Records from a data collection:
----------

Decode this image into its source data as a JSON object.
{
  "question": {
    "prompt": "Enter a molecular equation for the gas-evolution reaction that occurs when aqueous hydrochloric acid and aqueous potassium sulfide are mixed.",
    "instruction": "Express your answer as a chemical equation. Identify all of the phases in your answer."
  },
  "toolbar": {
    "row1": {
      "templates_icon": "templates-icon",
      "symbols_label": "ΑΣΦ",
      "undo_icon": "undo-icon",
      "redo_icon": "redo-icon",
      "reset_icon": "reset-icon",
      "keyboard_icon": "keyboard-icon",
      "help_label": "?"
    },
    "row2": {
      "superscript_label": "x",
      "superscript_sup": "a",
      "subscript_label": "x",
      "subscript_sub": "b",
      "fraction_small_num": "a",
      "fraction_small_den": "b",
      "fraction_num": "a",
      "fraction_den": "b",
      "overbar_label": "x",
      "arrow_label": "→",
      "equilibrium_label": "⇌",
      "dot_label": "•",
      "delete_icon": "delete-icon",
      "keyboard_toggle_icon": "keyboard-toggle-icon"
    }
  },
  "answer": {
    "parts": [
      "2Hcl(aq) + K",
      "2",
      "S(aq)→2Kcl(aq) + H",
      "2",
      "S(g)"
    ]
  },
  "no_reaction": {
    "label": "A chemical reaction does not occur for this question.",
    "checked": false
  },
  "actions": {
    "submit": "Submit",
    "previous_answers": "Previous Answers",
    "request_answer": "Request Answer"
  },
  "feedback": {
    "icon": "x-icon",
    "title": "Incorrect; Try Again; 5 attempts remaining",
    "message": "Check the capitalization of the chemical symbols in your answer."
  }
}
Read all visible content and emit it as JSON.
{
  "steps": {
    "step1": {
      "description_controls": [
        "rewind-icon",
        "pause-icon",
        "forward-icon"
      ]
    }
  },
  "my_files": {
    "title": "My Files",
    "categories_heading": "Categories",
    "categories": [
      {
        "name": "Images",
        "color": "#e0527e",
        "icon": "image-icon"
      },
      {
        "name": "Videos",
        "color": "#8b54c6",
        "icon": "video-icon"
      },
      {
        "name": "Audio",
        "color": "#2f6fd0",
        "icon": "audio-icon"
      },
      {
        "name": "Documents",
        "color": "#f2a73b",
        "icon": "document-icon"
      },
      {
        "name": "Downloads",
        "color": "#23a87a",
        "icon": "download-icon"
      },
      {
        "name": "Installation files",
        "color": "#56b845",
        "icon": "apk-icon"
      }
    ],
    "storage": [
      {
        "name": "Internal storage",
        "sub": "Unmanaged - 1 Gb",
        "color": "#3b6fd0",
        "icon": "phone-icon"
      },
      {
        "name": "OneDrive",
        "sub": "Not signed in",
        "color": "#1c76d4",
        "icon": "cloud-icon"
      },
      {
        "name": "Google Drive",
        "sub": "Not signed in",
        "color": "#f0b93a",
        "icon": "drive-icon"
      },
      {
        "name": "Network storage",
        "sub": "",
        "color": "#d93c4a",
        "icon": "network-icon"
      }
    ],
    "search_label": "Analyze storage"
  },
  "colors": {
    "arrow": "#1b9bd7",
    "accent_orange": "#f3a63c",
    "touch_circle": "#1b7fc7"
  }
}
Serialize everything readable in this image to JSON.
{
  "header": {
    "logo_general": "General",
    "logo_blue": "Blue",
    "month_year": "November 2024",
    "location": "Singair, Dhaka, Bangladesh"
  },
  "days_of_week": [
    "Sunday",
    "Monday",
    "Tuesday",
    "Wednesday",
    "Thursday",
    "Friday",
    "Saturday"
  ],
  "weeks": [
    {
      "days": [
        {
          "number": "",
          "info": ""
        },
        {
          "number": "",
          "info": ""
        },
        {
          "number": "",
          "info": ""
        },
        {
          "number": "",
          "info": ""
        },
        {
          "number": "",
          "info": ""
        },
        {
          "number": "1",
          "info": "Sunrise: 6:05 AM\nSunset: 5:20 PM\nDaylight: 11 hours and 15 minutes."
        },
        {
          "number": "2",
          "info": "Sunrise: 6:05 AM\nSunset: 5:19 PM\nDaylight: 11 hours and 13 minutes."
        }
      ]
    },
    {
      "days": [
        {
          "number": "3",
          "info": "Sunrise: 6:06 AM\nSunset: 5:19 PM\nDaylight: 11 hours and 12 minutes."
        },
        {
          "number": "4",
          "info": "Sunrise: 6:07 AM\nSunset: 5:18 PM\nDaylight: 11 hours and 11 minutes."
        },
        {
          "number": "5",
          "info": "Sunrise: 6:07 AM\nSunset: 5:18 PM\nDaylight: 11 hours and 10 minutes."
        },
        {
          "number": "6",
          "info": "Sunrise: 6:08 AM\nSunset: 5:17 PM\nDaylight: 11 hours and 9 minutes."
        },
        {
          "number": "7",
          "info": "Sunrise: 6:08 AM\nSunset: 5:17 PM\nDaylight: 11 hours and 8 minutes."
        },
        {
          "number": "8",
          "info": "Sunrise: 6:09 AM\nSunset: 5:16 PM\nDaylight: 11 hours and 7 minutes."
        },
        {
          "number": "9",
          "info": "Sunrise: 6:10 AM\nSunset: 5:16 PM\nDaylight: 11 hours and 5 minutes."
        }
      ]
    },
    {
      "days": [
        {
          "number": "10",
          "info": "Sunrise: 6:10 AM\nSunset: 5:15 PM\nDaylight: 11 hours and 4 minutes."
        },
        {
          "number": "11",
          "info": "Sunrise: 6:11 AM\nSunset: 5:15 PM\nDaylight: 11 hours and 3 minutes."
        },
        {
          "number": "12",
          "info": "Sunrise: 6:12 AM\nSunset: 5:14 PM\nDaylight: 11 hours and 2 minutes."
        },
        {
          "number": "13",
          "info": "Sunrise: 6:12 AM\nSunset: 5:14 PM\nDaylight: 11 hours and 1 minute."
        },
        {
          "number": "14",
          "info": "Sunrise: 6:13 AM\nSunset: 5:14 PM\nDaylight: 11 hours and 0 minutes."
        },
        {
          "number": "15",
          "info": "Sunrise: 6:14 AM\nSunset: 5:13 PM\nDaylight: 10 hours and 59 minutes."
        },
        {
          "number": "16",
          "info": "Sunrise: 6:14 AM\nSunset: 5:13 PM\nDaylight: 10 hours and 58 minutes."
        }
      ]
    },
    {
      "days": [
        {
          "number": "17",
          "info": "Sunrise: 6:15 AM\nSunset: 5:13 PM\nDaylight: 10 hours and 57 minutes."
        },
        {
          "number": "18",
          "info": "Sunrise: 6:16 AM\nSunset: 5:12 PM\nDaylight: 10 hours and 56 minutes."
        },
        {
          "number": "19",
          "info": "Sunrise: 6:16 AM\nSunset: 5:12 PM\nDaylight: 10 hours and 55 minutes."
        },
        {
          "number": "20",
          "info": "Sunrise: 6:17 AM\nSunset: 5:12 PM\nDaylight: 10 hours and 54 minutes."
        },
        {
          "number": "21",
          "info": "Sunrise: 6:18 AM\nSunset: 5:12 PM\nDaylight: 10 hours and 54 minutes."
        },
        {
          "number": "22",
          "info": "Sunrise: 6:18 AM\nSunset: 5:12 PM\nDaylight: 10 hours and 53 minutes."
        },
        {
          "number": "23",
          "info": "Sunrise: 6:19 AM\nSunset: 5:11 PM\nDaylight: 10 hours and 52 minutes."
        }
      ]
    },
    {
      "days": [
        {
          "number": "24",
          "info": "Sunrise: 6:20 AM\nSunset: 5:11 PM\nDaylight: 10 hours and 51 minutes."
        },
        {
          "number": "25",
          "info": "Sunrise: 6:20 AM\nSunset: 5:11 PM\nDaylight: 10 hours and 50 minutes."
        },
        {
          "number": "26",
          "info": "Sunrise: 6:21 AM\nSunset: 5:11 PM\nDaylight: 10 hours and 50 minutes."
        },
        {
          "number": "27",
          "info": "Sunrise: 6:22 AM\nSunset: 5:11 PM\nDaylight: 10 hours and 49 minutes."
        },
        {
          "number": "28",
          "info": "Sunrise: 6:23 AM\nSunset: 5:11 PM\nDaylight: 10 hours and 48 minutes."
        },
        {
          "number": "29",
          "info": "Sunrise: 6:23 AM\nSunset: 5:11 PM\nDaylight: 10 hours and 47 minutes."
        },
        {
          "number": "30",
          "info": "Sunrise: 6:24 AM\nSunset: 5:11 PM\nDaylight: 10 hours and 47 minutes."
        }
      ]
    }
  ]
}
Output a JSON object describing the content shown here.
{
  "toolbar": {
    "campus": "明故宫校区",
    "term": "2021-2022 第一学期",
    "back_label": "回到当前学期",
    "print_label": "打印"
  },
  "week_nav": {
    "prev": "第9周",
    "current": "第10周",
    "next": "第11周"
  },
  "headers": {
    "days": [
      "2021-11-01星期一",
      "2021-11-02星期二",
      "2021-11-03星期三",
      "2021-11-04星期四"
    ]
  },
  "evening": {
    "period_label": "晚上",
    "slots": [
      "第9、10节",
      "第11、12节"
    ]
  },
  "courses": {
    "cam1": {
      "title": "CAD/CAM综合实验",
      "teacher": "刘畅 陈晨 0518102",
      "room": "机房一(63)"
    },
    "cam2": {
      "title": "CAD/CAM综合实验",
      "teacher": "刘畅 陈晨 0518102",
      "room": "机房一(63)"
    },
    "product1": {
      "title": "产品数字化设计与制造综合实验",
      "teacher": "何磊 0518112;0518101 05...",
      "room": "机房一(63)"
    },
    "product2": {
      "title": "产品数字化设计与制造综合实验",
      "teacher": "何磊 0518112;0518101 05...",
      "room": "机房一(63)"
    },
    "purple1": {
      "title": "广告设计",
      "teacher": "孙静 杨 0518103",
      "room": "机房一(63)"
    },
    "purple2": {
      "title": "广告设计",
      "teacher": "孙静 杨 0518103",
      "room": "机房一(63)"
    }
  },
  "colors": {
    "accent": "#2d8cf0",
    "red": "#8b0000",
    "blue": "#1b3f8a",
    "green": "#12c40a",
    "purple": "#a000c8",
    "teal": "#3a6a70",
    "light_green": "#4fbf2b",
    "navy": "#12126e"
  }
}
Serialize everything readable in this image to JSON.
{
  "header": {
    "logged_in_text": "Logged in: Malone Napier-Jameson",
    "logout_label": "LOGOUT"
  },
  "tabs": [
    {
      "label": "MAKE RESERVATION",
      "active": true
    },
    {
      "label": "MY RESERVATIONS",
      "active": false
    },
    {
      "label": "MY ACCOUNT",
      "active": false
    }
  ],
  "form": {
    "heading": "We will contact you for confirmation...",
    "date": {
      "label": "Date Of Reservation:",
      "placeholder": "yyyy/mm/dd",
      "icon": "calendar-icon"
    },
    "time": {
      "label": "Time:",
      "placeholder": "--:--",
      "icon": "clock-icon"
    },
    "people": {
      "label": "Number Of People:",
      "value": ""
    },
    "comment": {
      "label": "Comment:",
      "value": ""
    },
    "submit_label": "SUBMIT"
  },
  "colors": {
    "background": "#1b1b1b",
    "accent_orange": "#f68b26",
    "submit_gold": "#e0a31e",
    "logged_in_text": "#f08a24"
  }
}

----------

▶ _SHORT TASK_: Using the records given above, list every line that includes the word "name".

▶ _SOLVED EXERCISE_:
        "name": "Images",
        "name": "Videos",
        "name": "Audio",
        "name": "Documents",
        "name": "Downloads",
        "name": "Installation files",
        "name": "Internal storage",
        "name": "OneDrive",
        "name": "Google Drive",
        "name": "Network storage",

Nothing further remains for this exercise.